## begin DATA PROVIDED
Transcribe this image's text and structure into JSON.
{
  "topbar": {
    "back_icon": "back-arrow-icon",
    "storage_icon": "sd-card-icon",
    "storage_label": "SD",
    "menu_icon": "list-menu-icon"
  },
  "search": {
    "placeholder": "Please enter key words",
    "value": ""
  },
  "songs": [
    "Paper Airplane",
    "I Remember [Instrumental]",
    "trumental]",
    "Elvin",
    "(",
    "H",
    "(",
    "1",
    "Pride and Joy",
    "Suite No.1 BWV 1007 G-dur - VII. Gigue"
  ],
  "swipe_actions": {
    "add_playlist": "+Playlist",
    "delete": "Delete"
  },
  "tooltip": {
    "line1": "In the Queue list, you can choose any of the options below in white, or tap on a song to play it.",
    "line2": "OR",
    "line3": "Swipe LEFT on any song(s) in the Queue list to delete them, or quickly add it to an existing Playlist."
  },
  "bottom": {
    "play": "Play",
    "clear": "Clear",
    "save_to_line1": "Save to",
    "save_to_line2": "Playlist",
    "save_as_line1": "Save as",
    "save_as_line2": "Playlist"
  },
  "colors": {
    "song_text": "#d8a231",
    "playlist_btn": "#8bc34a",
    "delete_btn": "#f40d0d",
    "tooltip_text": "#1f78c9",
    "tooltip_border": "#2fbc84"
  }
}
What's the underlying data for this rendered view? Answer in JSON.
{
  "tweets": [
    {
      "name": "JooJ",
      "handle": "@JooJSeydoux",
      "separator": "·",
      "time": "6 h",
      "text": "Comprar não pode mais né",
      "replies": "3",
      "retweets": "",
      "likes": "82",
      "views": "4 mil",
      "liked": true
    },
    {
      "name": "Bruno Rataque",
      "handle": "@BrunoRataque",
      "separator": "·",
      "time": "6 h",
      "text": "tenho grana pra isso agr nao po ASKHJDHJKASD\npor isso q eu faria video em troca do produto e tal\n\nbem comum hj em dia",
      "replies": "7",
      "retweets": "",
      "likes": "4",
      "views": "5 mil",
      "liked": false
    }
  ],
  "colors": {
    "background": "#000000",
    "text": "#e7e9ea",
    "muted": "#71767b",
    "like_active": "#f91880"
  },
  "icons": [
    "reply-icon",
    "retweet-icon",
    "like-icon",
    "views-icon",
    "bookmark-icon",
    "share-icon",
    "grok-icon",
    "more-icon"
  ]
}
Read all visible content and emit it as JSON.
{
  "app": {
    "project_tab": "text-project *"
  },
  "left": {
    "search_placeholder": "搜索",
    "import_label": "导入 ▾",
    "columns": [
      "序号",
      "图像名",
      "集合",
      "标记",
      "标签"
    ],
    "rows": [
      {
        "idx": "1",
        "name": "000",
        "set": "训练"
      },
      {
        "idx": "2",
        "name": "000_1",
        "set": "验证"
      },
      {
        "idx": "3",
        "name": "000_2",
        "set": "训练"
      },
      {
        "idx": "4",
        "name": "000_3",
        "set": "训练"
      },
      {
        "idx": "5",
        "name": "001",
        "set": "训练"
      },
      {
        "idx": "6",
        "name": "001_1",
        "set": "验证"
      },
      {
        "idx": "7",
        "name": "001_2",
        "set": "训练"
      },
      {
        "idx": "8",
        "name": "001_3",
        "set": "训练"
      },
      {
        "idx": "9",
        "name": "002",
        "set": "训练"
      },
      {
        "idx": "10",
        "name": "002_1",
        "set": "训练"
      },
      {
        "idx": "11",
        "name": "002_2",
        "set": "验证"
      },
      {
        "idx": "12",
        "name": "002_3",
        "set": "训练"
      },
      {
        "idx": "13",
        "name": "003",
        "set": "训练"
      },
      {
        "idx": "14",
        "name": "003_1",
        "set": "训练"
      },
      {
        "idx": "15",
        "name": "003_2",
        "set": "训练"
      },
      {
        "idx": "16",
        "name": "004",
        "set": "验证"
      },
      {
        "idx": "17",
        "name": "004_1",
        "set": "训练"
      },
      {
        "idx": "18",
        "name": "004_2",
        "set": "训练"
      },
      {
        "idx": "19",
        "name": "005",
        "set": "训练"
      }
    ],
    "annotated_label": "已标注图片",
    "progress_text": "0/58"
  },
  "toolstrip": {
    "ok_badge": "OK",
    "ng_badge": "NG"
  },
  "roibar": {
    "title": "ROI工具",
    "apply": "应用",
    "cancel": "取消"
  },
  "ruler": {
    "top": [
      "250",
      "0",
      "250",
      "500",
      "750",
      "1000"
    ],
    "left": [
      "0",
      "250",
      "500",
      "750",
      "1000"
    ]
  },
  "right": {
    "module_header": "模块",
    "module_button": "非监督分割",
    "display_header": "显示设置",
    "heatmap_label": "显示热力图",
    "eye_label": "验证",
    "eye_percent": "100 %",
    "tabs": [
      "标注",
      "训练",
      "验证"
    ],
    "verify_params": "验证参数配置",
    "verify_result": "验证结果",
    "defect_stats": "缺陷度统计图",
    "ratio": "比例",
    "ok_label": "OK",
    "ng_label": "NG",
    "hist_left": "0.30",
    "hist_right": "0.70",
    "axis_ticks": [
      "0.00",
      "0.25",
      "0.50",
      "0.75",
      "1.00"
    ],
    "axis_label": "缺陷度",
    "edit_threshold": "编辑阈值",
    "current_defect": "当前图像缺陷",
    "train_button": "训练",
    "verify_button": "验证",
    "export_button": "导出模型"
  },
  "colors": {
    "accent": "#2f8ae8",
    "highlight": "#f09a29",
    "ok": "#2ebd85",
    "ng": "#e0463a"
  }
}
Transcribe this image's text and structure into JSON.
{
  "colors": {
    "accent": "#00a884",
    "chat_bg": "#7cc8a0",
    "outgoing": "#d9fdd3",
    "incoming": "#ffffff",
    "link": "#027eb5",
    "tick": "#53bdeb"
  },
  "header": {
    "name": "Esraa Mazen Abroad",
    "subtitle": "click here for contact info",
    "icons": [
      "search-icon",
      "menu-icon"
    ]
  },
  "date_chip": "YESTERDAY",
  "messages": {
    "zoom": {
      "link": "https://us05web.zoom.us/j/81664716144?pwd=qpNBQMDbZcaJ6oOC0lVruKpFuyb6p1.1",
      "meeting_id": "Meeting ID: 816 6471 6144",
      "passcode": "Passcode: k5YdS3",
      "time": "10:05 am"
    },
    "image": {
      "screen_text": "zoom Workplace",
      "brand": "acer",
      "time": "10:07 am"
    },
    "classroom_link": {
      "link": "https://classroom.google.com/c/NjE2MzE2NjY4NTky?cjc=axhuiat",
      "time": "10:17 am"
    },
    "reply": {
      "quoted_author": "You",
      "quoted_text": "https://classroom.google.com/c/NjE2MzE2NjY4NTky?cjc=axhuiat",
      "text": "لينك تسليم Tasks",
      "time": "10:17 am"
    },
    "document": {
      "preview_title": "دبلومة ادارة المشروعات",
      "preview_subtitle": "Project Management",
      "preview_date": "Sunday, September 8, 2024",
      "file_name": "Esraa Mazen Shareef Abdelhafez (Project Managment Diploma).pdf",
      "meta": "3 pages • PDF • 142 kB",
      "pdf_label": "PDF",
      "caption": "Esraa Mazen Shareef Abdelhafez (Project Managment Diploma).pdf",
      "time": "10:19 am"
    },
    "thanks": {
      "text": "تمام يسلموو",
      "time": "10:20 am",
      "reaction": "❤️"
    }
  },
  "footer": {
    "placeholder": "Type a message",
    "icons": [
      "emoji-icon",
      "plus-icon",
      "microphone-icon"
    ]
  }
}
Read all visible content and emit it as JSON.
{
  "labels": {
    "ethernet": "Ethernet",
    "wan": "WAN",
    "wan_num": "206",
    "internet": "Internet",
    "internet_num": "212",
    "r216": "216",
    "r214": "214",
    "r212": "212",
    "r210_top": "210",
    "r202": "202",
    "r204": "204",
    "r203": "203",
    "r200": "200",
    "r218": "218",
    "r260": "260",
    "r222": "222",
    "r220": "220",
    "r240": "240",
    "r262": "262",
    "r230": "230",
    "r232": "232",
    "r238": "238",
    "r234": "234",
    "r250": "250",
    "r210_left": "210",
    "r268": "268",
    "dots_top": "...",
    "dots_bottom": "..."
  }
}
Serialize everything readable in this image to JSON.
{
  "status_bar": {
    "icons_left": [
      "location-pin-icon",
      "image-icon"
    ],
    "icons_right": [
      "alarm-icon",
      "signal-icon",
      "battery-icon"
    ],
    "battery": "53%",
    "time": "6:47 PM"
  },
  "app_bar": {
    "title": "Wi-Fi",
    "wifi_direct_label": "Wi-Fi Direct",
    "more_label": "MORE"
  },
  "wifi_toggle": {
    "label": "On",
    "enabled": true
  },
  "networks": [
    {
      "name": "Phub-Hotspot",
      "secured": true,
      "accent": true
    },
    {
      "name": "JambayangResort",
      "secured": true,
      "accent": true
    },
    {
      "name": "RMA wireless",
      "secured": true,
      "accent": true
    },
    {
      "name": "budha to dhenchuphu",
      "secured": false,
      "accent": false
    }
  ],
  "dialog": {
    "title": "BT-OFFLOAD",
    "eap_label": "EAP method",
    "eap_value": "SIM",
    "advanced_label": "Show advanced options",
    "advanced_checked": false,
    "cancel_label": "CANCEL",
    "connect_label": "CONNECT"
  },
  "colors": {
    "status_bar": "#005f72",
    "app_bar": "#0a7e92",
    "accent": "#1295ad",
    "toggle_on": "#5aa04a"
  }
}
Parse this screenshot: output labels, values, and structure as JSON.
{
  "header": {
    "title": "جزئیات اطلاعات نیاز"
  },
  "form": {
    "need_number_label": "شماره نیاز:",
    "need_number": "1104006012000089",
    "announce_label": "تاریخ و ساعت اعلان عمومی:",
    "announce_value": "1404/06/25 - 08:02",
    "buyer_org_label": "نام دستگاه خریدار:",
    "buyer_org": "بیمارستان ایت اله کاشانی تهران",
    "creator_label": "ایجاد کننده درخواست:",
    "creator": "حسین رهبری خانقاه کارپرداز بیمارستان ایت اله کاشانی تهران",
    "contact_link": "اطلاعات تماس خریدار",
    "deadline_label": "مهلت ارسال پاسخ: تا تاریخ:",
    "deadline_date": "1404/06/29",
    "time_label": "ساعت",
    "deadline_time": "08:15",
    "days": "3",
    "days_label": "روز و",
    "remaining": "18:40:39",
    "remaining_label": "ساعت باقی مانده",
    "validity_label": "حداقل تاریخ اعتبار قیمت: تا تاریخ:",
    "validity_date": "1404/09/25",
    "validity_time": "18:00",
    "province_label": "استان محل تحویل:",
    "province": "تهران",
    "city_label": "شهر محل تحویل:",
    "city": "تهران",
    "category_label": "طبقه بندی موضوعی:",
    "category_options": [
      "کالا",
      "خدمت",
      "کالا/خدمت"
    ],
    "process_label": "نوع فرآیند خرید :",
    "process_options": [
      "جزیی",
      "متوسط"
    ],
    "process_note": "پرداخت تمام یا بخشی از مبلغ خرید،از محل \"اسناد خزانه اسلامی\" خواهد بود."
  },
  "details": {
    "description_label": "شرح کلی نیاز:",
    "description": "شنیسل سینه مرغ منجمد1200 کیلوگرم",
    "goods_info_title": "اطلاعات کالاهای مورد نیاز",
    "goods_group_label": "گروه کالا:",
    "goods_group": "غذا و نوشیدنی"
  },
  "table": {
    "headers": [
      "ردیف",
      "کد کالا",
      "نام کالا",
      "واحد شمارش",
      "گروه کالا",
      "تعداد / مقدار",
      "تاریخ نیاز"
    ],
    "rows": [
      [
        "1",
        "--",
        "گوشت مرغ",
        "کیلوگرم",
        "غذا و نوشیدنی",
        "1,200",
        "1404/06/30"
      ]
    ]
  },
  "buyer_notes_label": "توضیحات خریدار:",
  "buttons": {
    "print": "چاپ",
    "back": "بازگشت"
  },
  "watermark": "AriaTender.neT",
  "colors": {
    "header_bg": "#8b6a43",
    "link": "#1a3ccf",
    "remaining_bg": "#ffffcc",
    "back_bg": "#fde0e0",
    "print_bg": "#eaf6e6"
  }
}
## end DATA PROVIDED
__OBJECTIVE__.
Pick out each line containing "ساعت" and report it.

__RESULT OF THE EXERCISE__.
    "announce_label": "تاریخ و ساعت اعلان عمومی:",
    "time_label": "ساعت",
    "remaining_label": "ساعت باقی مانده",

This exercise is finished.